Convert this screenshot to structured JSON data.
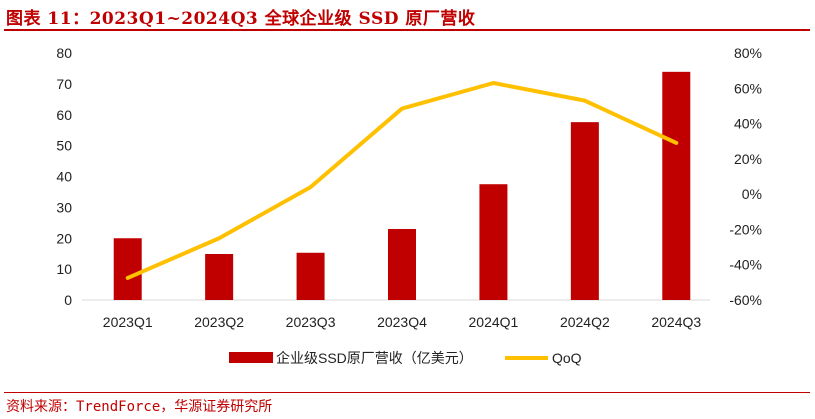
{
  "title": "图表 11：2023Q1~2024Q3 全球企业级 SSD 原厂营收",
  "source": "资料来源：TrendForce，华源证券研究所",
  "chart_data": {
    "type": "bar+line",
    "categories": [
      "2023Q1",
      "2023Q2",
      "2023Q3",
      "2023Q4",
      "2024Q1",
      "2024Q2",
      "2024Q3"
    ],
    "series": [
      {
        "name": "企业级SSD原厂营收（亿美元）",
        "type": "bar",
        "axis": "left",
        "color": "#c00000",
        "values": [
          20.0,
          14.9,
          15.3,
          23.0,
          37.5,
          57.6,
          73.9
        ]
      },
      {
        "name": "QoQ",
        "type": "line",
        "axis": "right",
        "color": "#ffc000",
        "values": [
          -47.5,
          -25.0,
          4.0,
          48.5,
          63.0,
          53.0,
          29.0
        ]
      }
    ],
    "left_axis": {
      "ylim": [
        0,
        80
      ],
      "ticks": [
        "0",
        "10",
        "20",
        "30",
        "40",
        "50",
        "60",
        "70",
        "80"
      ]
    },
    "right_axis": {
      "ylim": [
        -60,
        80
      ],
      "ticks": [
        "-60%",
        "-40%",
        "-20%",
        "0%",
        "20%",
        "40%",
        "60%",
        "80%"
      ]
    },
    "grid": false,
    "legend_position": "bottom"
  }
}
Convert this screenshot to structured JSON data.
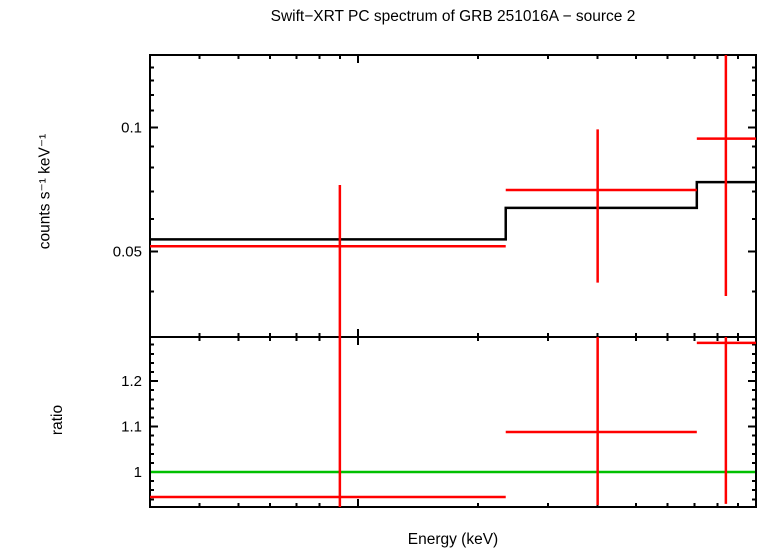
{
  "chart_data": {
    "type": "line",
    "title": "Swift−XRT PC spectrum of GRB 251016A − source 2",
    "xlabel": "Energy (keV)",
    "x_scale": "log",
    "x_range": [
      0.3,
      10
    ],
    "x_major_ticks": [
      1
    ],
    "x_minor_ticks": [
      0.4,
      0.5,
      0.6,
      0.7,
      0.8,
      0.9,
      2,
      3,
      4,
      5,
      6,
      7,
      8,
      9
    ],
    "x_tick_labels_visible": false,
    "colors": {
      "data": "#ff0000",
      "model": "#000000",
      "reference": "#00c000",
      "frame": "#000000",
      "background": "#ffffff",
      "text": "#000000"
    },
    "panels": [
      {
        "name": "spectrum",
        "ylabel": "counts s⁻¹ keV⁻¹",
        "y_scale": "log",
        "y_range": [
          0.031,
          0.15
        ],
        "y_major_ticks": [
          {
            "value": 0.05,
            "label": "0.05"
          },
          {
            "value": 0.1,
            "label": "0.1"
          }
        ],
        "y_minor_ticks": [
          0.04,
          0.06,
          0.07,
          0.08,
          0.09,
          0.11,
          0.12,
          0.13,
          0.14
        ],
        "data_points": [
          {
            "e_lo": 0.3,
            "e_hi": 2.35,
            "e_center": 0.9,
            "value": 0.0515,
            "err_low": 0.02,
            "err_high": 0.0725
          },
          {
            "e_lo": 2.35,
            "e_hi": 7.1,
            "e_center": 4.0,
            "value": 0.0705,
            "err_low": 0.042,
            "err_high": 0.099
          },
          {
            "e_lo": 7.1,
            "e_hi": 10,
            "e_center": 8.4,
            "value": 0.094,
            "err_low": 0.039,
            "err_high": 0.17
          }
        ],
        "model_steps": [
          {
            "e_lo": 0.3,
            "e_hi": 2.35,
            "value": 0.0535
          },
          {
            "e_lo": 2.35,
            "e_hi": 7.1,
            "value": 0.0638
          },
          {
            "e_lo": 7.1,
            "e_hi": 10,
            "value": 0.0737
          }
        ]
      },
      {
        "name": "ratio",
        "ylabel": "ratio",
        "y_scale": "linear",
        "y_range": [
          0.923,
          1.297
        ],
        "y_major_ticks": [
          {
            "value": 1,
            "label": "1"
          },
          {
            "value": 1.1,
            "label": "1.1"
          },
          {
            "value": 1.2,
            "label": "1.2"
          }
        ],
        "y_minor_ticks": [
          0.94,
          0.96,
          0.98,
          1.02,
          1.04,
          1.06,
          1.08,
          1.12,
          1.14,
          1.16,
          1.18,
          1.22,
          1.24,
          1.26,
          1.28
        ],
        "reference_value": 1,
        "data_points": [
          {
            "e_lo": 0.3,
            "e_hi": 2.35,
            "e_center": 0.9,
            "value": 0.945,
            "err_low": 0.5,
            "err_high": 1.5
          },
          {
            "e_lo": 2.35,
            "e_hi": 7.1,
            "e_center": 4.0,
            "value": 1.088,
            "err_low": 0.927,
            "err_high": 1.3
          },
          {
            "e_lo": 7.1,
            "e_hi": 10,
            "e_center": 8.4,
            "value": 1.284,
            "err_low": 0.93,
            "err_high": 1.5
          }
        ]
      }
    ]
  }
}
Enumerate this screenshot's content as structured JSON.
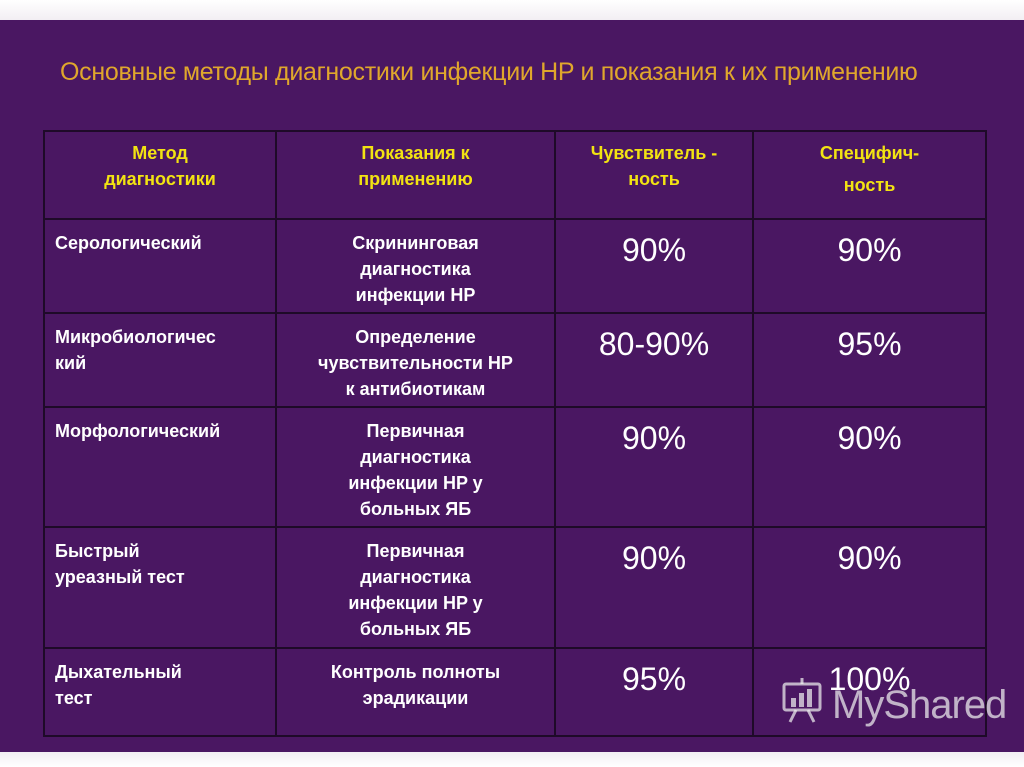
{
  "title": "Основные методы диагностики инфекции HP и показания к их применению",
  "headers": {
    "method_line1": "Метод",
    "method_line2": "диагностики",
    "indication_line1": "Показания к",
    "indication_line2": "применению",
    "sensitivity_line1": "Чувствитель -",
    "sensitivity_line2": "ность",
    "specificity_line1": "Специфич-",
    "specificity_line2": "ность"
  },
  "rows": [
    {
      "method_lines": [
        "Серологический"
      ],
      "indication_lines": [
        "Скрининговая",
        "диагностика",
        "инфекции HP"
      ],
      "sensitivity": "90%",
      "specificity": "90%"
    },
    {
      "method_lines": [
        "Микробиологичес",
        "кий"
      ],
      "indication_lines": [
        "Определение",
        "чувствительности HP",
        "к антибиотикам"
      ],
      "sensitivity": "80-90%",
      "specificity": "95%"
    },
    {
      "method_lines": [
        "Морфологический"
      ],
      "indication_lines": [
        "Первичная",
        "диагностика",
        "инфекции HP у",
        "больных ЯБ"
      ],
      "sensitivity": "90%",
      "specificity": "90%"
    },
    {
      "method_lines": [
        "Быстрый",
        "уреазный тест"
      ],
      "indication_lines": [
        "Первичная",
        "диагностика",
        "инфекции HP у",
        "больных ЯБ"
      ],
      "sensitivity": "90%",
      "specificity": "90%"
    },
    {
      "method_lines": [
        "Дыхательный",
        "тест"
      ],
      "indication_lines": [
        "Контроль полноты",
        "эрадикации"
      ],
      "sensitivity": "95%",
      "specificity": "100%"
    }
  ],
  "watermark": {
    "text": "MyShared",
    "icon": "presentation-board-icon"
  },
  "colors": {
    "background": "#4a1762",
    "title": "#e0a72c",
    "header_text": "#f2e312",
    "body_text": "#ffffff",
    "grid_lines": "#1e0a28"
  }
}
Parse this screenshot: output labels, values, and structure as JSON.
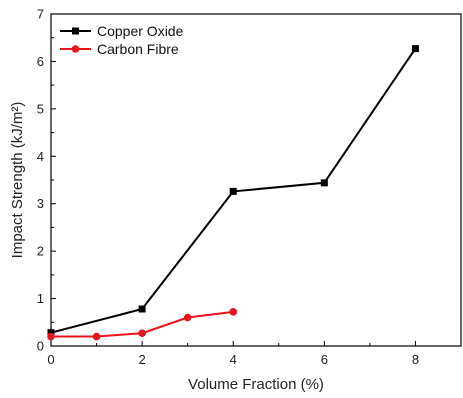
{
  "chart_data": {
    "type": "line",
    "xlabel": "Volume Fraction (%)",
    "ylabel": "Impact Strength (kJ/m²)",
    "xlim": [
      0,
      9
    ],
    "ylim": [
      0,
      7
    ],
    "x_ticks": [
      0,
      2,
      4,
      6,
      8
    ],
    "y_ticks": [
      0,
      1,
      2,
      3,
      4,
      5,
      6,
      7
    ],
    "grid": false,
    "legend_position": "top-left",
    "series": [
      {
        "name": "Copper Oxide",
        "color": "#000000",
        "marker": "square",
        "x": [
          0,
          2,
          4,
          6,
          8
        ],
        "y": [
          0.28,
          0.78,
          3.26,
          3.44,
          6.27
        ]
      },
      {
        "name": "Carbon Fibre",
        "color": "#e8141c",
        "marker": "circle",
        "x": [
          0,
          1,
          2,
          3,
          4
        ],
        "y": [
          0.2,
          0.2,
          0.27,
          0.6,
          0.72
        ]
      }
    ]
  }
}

▶ [THE PROBLEM] Write out all the entries again, word for word, and print no images.

▶ [TASK OUTPUT]
Convert this screenshot to structured JSON data.
{
  "title": "图表 11：2023Q1~2024Q3 全球企业级 SSD 原厂营收",
  "source": "资料来源：TrendForce，华源证券研究所",
  "chart_data": {
    "type": "bar+line",
    "categories": [
      "2023Q1",
      "2023Q2",
      "2023Q3",
      "2023Q4",
      "2024Q1",
      "2024Q2",
      "2024Q3"
    ],
    "series": [
      {
        "name": "企业级SSD原厂营收（亿美元）",
        "type": "bar",
        "axis": "left",
        "color": "#c00000",
        "values": [
          20.0,
          14.9,
          15.3,
          23.0,
          37.5,
          57.6,
          73.9
        ]
      },
      {
        "name": "QoQ",
        "type": "line",
        "axis": "right",
        "color": "#ffc000",
        "values": [
          -47.5,
          -25.0,
          4.0,
          48.5,
          63.0,
          53.0,
          29.0
        ]
      }
    ],
    "left_axis": {
      "ylim": [
        0,
        80
      ],
      "ticks": [
        "0",
        "10",
        "20",
        "30",
        "40",
        "50",
        "60",
        "70",
        "80"
      ]
    },
    "right_axis": {
      "ylim": [
        -60,
        80
      ],
      "ticks": [
        "-60%",
        "-40%",
        "-20%",
        "0%",
        "20%",
        "40%",
        "60%",
        "80%"
      ]
    },
    "grid": false,
    "legend_position": "bottom"
  }
}
Convert this screenshot to structured JSON data.
{
  "chart_data": {
    "type": "line",
    "title": "Swift−XRT PC spectrum of GRB 251016A − source 2",
    "xlabel": "Energy (keV)",
    "x_scale": "log",
    "x_range": [
      0.3,
      10
    ],
    "x_major_ticks": [
      1
    ],
    "x_minor_ticks": [
      0.4,
      0.5,
      0.6,
      0.7,
      0.8,
      0.9,
      2,
      3,
      4,
      5,
      6,
      7,
      8,
      9
    ],
    "x_tick_labels_visible": false,
    "colors": {
      "data": "#ff0000",
      "model": "#000000",
      "reference": "#00c000",
      "frame": "#000000",
      "background": "#ffffff",
      "text": "#000000"
    },
    "panels": [
      {
        "name": "spectrum",
        "ylabel": "counts s⁻¹ keV⁻¹",
        "y_scale": "log",
        "y_range": [
          0.031,
          0.15
        ],
        "y_major_ticks": [
          {
            "value": 0.05,
            "label": "0.05"
          },
          {
            "value": 0.1,
            "label": "0.1"
          }
        ],
        "y_minor_ticks": [
          0.04,
          0.06,
          0.07,
          0.08,
          0.09,
          0.11,
          0.12,
          0.13,
          0.14
        ],
        "data_points": [
          {
            "e_lo": 0.3,
            "e_hi": 2.35,
            "e_center": 0.9,
            "value": 0.0515,
            "err_low": 0.02,
            "err_high": 0.0725
          },
          {
            "e_lo": 2.35,
            "e_hi": 7.1,
            "e_center": 4.0,
            "value": 0.0705,
            "err_low": 0.042,
            "err_high": 0.099
          },
          {
            "e_lo": 7.1,
            "e_hi": 10,
            "e_center": 8.4,
            "value": 0.094,
            "err_low": 0.039,
            "err_high": 0.17
          }
        ],
        "model_steps": [
          {
            "e_lo": 0.3,
            "e_hi": 2.35,
            "value": 0.0535
          },
          {
            "e_lo": 2.35,
            "e_hi": 7.1,
            "value": 0.0638
          },
          {
            "e_lo": 7.1,
            "e_hi": 10,
            "value": 0.0737
          }
        ]
      },
      {
        "name": "ratio",
        "ylabel": "ratio",
        "y_scale": "linear",
        "y_range": [
          0.923,
          1.297
        ],
        "y_major_ticks": [
          {
            "value": 1,
            "label": "1"
          },
          {
            "value": 1.1,
            "label": "1.1"
          },
          {
            "value": 1.2,
            "label": "1.2"
          }
        ],
        "y_minor_ticks": [
          0.94,
          0.96,
          0.98,
          1.02,
          1.04,
          1.06,
          1.08,
          1.12,
          1.14,
          1.16,
          1.18,
          1.22,
          1.24,
          1.26,
          1.28
        ],
        "reference_value": 1,
        "data_points": [
          {
            "e_lo": 0.3,
            "e_hi": 2.35,
            "e_center": 0.9,
            "value": 0.945,
            "err_low": 0.5,
            "err_high": 1.5
          },
          {
            "e_lo": 2.35,
            "e_hi": 7.1,
            "e_center": 4.0,
            "value": 1.088,
            "err_low": 0.927,
            "err_high": 1.3
          },
          {
            "e_lo": 7.1,
            "e_hi": 10,
            "e_center": 8.4,
            "value": 1.284,
            "err_low": 0.93,
            "err_high": 1.5
          }
        ]
      }
    ]
  }
}
Enumerate this screenshot's content as structured JSON.
{
  "title": "Основные методы диагностики инфекции HP и показания к их применению",
  "headers": {
    "method_line1": "Метод",
    "method_line2": "диагностики",
    "indication_line1": "Показания к",
    "indication_line2": "применению",
    "sensitivity_line1": "Чувствитель -",
    "sensitivity_line2": "ность",
    "specificity_line1": "Специфич-",
    "specificity_line2": "ность"
  },
  "rows": [
    {
      "method_lines": [
        "Серологический"
      ],
      "indication_lines": [
        "Скрининговая",
        "диагностика",
        "инфекции HP"
      ],
      "sensitivity": "90%",
      "specificity": "90%"
    },
    {
      "method_lines": [
        "Микробиологичес",
        "кий"
      ],
      "indication_lines": [
        "Определение",
        "чувствительности HP",
        "к антибиотикам"
      ],
      "sensitivity": "80-90%",
      "specificity": "95%"
    },
    {
      "method_lines": [
        "Морфологический"
      ],
      "indication_lines": [
        "Первичная",
        "диагностика",
        "инфекции HP у",
        "больных ЯБ"
      ],
      "sensitivity": "90%",
      "specificity": "90%"
    },
    {
      "method_lines": [
        "Быстрый",
        "уреазный тест"
      ],
      "indication_lines": [
        "Первичная",
        "диагностика",
        "инфекции HP у",
        "больных ЯБ"
      ],
      "sensitivity": "90%",
      "specificity": "90%"
    },
    {
      "method_lines": [
        "Дыхательный",
        "тест"
      ],
      "indication_lines": [
        "Контроль полноты",
        "эрадикации"
      ],
      "sensitivity": "95%",
      "specificity": "100%"
    }
  ],
  "watermark": {
    "text": "MyShared",
    "icon": "presentation-board-icon"
  },
  "colors": {
    "background": "#4a1762",
    "title": "#e0a72c",
    "header_text": "#f2e312",
    "body_text": "#ffffff",
    "grid_lines": "#1e0a28"
  }
}
Parse this screenshot: output labels, values, and structure as JSON.
{
  "chart_data": {
    "type": "line",
    "xlabel": "Volume Fraction (%)",
    "ylabel": "Impact Strength (kJ/m²)",
    "xlim": [
      0,
      9
    ],
    "ylim": [
      0,
      7
    ],
    "x_ticks": [
      0,
      2,
      4,
      6,
      8
    ],
    "y_ticks": [
      0,
      1,
      2,
      3,
      4,
      5,
      6,
      7
    ],
    "grid": false,
    "legend_position": "top-left",
    "series": [
      {
        "name": "Copper Oxide",
        "color": "#000000",
        "marker": "square",
        "x": [
          0,
          2,
          4,
          6,
          8
        ],
        "y": [
          0.28,
          0.78,
          3.26,
          3.44,
          6.27
        ]
      },
      {
        "name": "Carbon Fibre",
        "color": "#e8141c",
        "marker": "circle",
        "x": [
          0,
          1,
          2,
          3,
          4
        ],
        "y": [
          0.2,
          0.2,
          0.27,
          0.6,
          0.72
        ]
      }
    ]
  }
}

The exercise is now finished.